* GOAL: Answer with one number: how many lines have "Vaulx".

Dataset rows:
╭──
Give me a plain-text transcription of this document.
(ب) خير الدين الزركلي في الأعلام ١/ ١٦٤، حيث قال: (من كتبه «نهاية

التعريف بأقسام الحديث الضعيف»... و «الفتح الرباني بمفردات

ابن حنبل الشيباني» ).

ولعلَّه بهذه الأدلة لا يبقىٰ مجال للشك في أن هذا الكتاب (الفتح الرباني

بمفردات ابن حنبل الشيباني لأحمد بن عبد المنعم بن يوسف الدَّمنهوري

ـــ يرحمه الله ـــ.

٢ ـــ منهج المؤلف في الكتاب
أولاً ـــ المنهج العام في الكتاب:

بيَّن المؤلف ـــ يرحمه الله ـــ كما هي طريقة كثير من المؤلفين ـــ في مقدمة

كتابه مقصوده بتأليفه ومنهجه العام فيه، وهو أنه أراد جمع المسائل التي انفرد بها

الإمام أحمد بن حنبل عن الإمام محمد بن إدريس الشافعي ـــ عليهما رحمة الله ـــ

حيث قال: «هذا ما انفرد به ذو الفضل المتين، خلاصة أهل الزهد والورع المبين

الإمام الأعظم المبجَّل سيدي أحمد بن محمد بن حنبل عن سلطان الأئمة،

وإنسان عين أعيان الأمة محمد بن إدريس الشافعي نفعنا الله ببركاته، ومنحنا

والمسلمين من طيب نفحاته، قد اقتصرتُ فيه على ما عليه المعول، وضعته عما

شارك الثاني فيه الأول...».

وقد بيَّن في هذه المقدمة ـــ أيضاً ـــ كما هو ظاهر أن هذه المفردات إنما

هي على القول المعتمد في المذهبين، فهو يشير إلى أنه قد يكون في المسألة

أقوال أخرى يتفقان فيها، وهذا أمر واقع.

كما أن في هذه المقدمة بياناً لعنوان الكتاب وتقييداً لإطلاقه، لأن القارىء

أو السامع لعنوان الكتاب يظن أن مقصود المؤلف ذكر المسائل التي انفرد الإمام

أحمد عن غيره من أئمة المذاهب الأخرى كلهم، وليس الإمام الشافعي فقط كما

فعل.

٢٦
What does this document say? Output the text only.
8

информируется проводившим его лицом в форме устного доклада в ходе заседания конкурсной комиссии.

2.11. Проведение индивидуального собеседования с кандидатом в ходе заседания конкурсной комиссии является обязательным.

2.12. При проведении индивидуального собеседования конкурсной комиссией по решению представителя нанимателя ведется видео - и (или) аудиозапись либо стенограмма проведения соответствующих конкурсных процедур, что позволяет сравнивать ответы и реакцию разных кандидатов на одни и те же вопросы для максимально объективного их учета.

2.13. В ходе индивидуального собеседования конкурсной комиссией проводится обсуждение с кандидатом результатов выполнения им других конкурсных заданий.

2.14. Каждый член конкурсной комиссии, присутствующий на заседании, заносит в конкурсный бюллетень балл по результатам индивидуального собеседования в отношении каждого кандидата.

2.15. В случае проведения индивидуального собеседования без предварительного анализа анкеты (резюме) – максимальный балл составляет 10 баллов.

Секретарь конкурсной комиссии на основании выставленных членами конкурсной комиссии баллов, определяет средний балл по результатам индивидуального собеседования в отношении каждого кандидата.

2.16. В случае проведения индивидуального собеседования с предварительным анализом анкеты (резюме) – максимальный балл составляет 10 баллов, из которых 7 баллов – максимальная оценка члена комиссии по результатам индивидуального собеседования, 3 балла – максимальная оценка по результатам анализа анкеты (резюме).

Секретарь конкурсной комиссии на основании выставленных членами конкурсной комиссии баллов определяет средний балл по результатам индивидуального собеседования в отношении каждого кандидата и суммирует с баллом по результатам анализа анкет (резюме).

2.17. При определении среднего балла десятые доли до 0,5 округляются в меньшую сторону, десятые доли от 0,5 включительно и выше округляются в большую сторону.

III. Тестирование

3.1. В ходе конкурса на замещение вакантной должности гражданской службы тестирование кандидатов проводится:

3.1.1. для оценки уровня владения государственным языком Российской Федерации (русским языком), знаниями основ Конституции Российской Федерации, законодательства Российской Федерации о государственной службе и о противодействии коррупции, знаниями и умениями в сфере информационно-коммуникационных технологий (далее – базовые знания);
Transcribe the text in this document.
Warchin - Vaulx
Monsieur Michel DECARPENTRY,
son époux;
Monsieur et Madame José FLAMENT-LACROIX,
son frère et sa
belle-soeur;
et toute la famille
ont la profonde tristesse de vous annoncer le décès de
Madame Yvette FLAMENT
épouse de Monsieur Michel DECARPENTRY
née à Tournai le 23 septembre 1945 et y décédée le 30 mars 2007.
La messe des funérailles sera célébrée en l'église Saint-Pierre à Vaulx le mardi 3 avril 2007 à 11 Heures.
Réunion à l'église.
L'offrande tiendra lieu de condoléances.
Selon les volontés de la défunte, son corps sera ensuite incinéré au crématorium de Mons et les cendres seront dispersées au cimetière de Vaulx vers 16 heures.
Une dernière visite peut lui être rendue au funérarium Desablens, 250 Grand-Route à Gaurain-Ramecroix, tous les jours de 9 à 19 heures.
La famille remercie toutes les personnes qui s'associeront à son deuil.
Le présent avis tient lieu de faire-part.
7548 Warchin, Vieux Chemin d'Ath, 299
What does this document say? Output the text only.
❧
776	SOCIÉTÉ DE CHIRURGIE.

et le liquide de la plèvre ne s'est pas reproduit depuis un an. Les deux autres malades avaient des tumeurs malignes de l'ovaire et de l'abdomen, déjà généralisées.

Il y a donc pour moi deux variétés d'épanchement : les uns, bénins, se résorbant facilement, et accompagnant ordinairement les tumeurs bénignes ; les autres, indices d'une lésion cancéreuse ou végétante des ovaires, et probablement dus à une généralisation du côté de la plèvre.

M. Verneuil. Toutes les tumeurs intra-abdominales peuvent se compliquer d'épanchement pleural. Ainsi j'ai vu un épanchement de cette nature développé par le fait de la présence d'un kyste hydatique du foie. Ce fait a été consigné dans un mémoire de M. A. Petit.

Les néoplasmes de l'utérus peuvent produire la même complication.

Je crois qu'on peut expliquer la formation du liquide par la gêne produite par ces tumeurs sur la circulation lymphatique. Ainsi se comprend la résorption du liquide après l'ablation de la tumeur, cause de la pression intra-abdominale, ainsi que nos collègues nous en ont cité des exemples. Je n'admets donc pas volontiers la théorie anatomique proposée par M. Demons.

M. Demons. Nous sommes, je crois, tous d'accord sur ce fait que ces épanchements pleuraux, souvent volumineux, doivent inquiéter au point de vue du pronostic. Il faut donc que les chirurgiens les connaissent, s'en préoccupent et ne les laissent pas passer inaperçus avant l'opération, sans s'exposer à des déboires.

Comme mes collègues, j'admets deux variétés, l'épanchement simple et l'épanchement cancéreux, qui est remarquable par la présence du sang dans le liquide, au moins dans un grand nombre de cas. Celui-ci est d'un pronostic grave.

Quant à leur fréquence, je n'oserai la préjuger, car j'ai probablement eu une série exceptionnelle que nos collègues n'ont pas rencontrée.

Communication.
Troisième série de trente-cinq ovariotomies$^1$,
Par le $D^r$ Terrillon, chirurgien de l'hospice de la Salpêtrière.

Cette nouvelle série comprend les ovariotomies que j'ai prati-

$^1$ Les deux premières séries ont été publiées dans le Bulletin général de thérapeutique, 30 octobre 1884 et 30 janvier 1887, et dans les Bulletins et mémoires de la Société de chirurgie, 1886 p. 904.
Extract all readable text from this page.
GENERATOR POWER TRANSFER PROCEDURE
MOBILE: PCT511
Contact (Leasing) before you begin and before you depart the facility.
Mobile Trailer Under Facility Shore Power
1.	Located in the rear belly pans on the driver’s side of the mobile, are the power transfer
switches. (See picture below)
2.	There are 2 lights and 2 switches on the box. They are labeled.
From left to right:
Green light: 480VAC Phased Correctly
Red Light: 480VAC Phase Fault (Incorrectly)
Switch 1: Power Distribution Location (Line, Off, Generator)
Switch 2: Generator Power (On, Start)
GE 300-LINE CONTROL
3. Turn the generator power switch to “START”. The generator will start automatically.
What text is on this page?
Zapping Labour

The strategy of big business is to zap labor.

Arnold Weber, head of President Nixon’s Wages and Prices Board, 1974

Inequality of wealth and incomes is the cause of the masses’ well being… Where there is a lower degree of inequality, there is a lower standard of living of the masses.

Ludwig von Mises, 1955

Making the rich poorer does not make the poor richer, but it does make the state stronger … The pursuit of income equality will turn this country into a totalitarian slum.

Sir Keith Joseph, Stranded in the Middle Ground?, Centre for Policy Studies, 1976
╰──
* OUTPUT: 3